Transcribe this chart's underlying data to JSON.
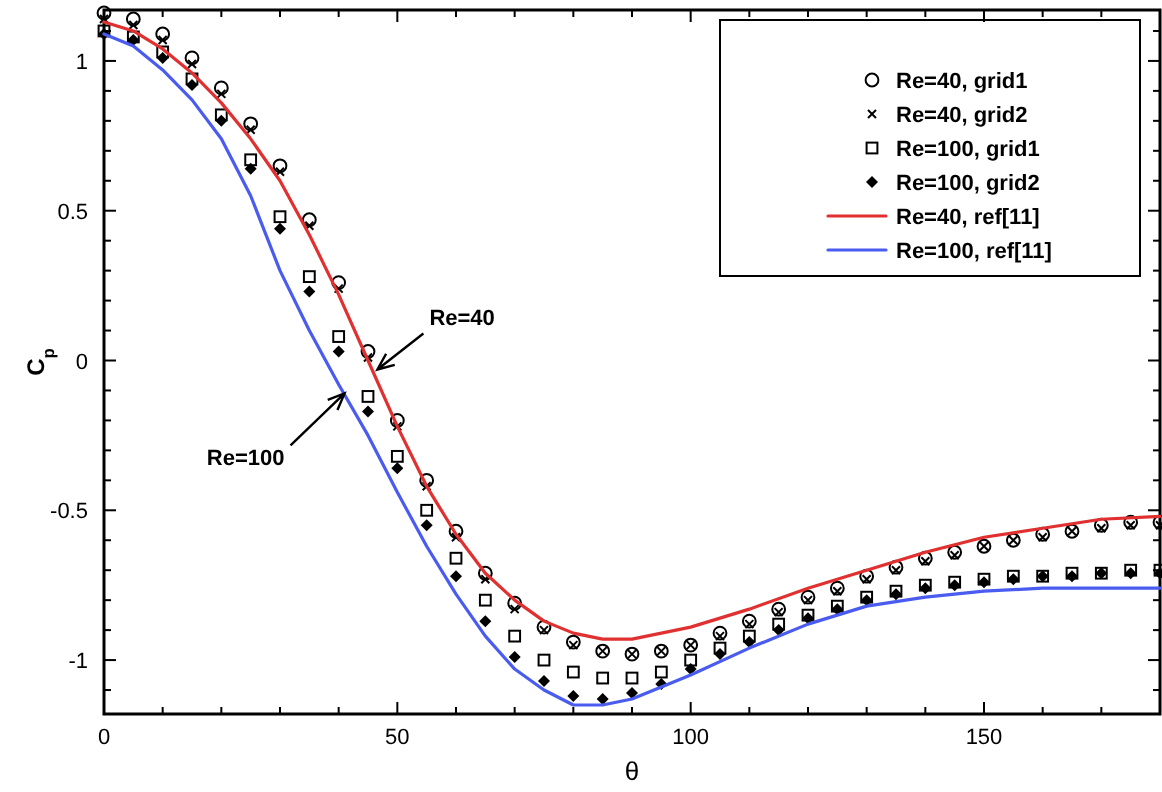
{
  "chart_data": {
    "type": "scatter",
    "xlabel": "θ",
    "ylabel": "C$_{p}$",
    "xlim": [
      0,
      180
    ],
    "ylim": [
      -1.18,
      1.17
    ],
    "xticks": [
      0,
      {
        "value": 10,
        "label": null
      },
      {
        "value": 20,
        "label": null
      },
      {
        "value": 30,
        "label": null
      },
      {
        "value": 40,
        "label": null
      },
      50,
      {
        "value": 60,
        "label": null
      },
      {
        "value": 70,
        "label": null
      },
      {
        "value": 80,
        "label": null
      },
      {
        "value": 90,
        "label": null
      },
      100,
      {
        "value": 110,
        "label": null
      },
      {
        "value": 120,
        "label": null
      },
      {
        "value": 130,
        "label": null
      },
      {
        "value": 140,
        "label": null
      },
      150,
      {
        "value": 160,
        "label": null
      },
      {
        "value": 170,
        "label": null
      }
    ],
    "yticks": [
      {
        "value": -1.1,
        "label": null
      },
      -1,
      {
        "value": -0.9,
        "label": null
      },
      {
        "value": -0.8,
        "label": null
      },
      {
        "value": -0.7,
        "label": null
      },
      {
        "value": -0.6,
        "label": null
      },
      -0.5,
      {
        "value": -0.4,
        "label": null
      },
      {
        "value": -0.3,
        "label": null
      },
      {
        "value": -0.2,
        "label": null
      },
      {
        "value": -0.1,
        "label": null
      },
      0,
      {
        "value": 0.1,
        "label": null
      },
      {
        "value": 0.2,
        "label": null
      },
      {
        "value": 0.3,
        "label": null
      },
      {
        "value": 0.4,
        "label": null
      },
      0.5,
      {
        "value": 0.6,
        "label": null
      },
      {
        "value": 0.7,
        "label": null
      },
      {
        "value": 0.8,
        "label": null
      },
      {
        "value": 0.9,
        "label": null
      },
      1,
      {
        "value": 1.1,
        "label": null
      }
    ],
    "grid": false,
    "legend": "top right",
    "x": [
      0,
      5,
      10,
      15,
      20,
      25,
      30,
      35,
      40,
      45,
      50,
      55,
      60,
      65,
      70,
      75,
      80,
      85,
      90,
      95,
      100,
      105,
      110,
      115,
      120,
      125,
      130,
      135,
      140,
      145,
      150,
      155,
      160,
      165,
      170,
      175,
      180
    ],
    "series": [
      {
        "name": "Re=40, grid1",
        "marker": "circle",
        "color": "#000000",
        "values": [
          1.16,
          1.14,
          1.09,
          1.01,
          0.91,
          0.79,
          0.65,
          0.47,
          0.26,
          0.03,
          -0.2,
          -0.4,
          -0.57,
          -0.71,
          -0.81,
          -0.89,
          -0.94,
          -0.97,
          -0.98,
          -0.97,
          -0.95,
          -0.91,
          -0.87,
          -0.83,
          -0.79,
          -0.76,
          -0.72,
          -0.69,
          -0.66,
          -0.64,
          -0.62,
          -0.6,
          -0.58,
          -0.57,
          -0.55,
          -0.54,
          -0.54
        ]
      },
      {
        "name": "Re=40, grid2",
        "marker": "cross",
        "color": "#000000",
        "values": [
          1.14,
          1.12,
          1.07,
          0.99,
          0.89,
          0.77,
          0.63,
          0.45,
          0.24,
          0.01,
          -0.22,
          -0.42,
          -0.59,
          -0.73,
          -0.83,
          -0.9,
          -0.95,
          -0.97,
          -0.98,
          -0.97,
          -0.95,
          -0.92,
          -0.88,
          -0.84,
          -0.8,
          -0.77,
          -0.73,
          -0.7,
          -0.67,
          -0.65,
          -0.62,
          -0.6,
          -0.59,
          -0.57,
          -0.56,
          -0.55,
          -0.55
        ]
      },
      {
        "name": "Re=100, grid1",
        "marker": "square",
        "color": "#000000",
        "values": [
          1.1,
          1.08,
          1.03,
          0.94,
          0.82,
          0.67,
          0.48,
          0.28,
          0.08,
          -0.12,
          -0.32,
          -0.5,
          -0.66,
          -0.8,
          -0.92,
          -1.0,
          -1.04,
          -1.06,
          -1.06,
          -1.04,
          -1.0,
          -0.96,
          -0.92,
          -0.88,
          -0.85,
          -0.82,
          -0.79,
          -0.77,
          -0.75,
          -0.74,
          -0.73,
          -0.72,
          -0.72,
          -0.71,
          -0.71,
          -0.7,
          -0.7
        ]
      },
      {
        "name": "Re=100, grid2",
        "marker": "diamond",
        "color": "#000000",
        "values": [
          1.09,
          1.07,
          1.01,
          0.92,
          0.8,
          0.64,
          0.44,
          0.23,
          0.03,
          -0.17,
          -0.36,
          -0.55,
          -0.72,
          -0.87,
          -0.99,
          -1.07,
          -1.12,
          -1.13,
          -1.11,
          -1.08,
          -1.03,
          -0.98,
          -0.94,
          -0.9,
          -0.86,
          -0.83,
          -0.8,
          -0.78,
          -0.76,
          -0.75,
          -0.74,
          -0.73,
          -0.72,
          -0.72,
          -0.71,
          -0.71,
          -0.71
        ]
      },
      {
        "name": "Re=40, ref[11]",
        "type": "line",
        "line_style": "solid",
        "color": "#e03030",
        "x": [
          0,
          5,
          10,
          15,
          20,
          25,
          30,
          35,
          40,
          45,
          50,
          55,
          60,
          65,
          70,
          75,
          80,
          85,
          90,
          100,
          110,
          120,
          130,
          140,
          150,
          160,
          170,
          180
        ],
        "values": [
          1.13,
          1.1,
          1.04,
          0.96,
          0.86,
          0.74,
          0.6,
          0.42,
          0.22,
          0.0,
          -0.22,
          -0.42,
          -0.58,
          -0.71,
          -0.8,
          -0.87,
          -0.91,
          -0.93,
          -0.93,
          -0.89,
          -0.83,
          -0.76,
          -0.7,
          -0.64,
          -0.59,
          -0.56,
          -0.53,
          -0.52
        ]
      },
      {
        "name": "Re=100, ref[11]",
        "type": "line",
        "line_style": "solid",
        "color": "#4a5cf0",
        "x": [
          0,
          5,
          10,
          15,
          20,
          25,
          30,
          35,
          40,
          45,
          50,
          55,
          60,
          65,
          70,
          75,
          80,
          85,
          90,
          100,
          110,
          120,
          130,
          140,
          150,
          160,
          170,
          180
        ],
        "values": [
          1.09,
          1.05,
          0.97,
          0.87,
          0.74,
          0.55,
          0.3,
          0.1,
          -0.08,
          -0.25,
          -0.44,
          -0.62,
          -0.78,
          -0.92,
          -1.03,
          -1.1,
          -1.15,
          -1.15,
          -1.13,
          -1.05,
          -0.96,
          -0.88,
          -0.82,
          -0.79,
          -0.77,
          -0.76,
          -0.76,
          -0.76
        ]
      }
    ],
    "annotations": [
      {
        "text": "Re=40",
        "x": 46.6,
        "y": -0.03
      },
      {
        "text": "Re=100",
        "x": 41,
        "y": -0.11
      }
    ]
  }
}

> _Task to carry out_
All records must be output exactly as they are, except for the pictures, which are left out.

> _Exercise response_
Transcribe this chart's underlying data to JSON.
{
  "chart_data": {
    "type": "scatter",
    "xlabel": "θ",
    "ylabel": "C$_{p}$",
    "xlim": [
      0,
      180
    ],
    "ylim": [
      -1.18,
      1.17
    ],
    "xticks": [
      0,
      {
        "value": 10,
        "label": null
      },
      {
        "value": 20,
        "label": null
      },
      {
        "value": 30,
        "label": null
      },
      {
        "value": 40,
        "label": null
      },
      50,
      {
        "value": 60,
        "label": null
      },
      {
        "value": 70,
        "label": null
      },
      {
        "value": 80,
        "label": null
      },
      {
        "value": 90,
        "label": null
      },
      100,
      {
        "value": 110,
        "label": null
      },
      {
        "value": 120,
        "label": null
      },
      {
        "value": 130,
        "label": null
      },
      {
        "value": 140,
        "label": null
      },
      150,
      {
        "value": 160,
        "label": null
      },
      {
        "value": 170,
        "label": null
      }
    ],
    "yticks": [
      {
        "value": -1.1,
        "label": null
      },
      -1,
      {
        "value": -0.9,
        "label": null
      },
      {
        "value": -0.8,
        "label": null
      },
      {
        "value": -0.7,
        "label": null
      },
      {
        "value": -0.6,
        "label": null
      },
      -0.5,
      {
        "value": -0.4,
        "label": null
      },
      {
        "value": -0.3,
        "label": null
      },
      {
        "value": -0.2,
        "label": null
      },
      {
        "value": -0.1,
        "label": null
      },
      0,
      {
        "value": 0.1,
        "label": null
      },
      {
        "value": 0.2,
        "label": null
      },
      {
        "value": 0.3,
        "label": null
      },
      {
        "value": 0.4,
        "label": null
      },
      0.5,
      {
        "value": 0.6,
        "label": null
      },
      {
        "value": 0.7,
        "label": null
      },
      {
        "value": 0.8,
        "label": null
      },
      {
        "value": 0.9,
        "label": null
      },
      1,
      {
        "value": 1.1,
        "label": null
      }
    ],
    "grid": false,
    "legend": "top right",
    "x": [
      0,
      5,
      10,
      15,
      20,
      25,
      30,
      35,
      40,
      45,
      50,
      55,
      60,
      65,
      70,
      75,
      80,
      85,
      90,
      95,
      100,
      105,
      110,
      115,
      120,
      125,
      130,
      135,
      140,
      145,
      150,
      155,
      160,
      165,
      170,
      175,
      180
    ],
    "series": [
      {
        "name": "Re=40, grid1",
        "marker": "circle",
        "color": "#000000",
        "values": [
          1.16,
          1.14,
          1.09,
          1.01,
          0.91,
          0.79,
          0.65,
          0.47,
          0.26,
          0.03,
          -0.2,
          -0.4,
          -0.57,
          -0.71,
          -0.81,
          -0.89,
          -0.94,
          -0.97,
          -0.98,
          -0.97,
          -0.95,
          -0.91,
          -0.87,
          -0.83,
          -0.79,
          -0.76,
          -0.72,
          -0.69,
          -0.66,
          -0.64,
          -0.62,
          -0.6,
          -0.58,
          -0.57,
          -0.55,
          -0.54,
          -0.54
        ]
      },
      {
        "name": "Re=40, grid2",
        "marker": "cross",
        "color": "#000000",
        "values": [
          1.14,
          1.12,
          1.07,
          0.99,
          0.89,
          0.77,
          0.63,
          0.45,
          0.24,
          0.01,
          -0.22,
          -0.42,
          -0.59,
          -0.73,
          -0.83,
          -0.9,
          -0.95,
          -0.97,
          -0.98,
          -0.97,
          -0.95,
          -0.92,
          -0.88,
          -0.84,
          -0.8,
          -0.77,
          -0.73,
          -0.7,
          -0.67,
          -0.65,
          -0.62,
          -0.6,
          -0.59,
          -0.57,
          -0.56,
          -0.55,
          -0.55
        ]
      },
      {
        "name": "Re=100, grid1",
        "marker": "square",
        "color": "#000000",
        "values": [
          1.1,
          1.08,
          1.03,
          0.94,
          0.82,
          0.67,
          0.48,
          0.28,
          0.08,
          -0.12,
          -0.32,
          -0.5,
          -0.66,
          -0.8,
          -0.92,
          -1.0,
          -1.04,
          -1.06,
          -1.06,
          -1.04,
          -1.0,
          -0.96,
          -0.92,
          -0.88,
          -0.85,
          -0.82,
          -0.79,
          -0.77,
          -0.75,
          -0.74,
          -0.73,
          -0.72,
          -0.72,
          -0.71,
          -0.71,
          -0.7,
          -0.7
        ]
      },
      {
        "name": "Re=100, grid2",
        "marker": "diamond",
        "color": "#000000",
        "values": [
          1.09,
          1.07,
          1.01,
          0.92,
          0.8,
          0.64,
          0.44,
          0.23,
          0.03,
          -0.17,
          -0.36,
          -0.55,
          -0.72,
          -0.87,
          -0.99,
          -1.07,
          -1.12,
          -1.13,
          -1.11,
          -1.08,
          -1.03,
          -0.98,
          -0.94,
          -0.9,
          -0.86,
          -0.83,
          -0.8,
          -0.78,
          -0.76,
          -0.75,
          -0.74,
          -0.73,
          -0.72,
          -0.72,
          -0.71,
          -0.71,
          -0.71
        ]
      },
      {
        "name": "Re=40, ref[11]",
        "type": "line",
        "line_style": "solid",
        "color": "#e03030",
        "x": [
          0,
          5,
          10,
          15,
          20,
          25,
          30,
          35,
          40,
          45,
          50,
          55,
          60,
          65,
          70,
          75,
          80,
          85,
          90,
          100,
          110,
          120,
          130,
          140,
          150,
          160,
          170,
          180
        ],
        "values": [
          1.13,
          1.1,
          1.04,
          0.96,
          0.86,
          0.74,
          0.6,
          0.42,
          0.22,
          0.0,
          -0.22,
          -0.42,
          -0.58,
          -0.71,
          -0.8,
          -0.87,
          -0.91,
          -0.93,
          -0.93,
          -0.89,
          -0.83,
          -0.76,
          -0.7,
          -0.64,
          -0.59,
          -0.56,
          -0.53,
          -0.52
        ]
      },
      {
        "name": "Re=100, ref[11]",
        "type": "line",
        "line_style": "solid",
        "color": "#4a5cf0",
        "x": [
          0,
          5,
          10,
          15,
          20,
          25,
          30,
          35,
          40,
          45,
          50,
          55,
          60,
          65,
          70,
          75,
          80,
          85,
          90,
          100,
          110,
          120,
          130,
          140,
          150,
          160,
          170,
          180
        ],
        "values": [
          1.09,
          1.05,
          0.97,
          0.87,
          0.74,
          0.55,
          0.3,
          0.1,
          -0.08,
          -0.25,
          -0.44,
          -0.62,
          -0.78,
          -0.92,
          -1.03,
          -1.1,
          -1.15,
          -1.15,
          -1.13,
          -1.05,
          -0.96,
          -0.88,
          -0.82,
          -0.79,
          -0.77,
          -0.76,
          -0.76,
          -0.76
        ]
      }
    ],
    "annotations": [
      {
        "text": "Re=40",
        "x": 46.6,
        "y": -0.03
      },
      {
        "text": "Re=100",
        "x": 41,
        "y": -0.11
      }
    ]
  }
}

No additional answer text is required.